• Dataset records:
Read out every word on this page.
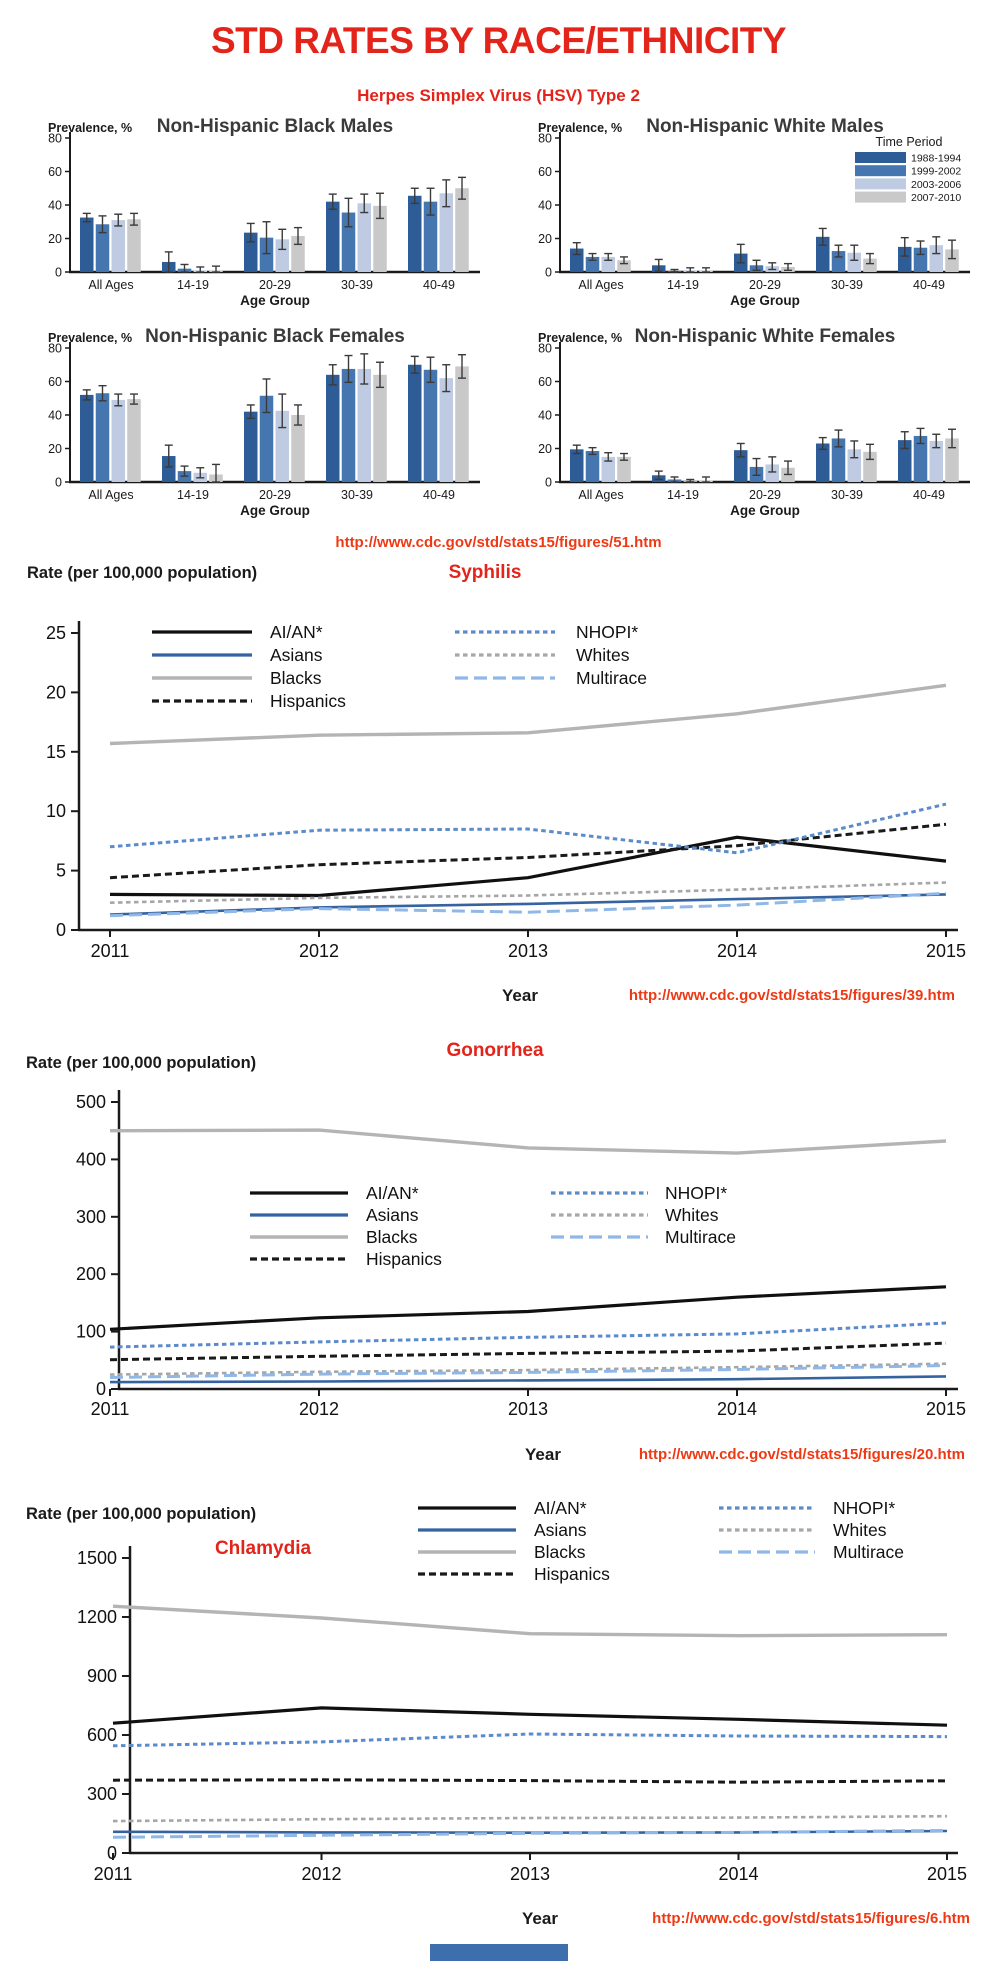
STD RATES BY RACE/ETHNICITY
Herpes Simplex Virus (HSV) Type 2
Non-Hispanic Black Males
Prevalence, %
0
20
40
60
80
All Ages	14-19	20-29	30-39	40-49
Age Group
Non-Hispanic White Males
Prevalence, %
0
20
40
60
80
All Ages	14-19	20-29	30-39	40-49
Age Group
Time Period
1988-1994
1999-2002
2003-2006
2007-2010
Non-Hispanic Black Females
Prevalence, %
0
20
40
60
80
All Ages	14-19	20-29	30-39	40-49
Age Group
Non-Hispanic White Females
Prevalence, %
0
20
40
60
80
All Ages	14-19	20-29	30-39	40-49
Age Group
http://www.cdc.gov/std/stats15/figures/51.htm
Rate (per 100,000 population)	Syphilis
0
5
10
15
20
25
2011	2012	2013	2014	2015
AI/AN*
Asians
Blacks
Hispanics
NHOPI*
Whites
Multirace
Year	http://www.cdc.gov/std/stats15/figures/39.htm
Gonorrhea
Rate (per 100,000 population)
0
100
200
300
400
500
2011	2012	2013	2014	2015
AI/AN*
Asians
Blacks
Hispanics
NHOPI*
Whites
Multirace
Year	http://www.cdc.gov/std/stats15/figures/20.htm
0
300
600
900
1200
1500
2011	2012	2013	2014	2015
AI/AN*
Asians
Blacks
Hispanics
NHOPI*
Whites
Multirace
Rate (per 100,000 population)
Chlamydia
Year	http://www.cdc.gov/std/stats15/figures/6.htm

• Exercise details: Skip every picture, and give the rest of the material above again exactly.

• Answer to this task:
Read out every word on this page.
STD RATES BY RACE/ETHNICITY
Herpes Simplex Virus (HSV) Type 2
Non-Hispanic Black Males
Prevalence, %
0
20
40
60
80
All Ages	14-19	20-29	30-39	40-49
Age Group
Non-Hispanic White Males
Prevalence, %
0
20
40
60
80
All Ages	14-19	20-29	30-39	40-49
Age Group
Time Period
1988-1994
1999-2002
2003-2006
2007-2010
Non-Hispanic Black Females
Prevalence, %
0
20
40
60
80
All Ages	14-19	20-29	30-39	40-49
Age Group
Non-Hispanic White Females
Prevalence, %
0
20
40
60
80
All Ages	14-19	20-29	30-39	40-49
Age Group
http://www.cdc.gov/std/stats15/figures/51.htm
Rate (per 100,000 population)	Syphilis
0
5
10
15
20
25
2011	2012	2013	2014	2015
AI/AN*
Asians
Blacks
Hispanics
NHOPI*
Whites
Multirace
Year	http://www.cdc.gov/std/stats15/figures/39.htm
Gonorrhea
Rate (per 100,000 population)
0
100
200
300
400
500
2011	2012	2013	2014	2015
AI/AN*
Asians
Blacks
Hispanics
NHOPI*
Whites
Multirace
Year	http://www.cdc.gov/std/stats15/figures/20.htm
0
300
600
900
1200
1500
2011	2012	2013	2014	2015
AI/AN*
Asians
Blacks
Hispanics
NHOPI*
Whites
Multirace
Rate (per 100,000 population)
Chlamydia
Year	http://www.cdc.gov/std/stats15/figures/6.htm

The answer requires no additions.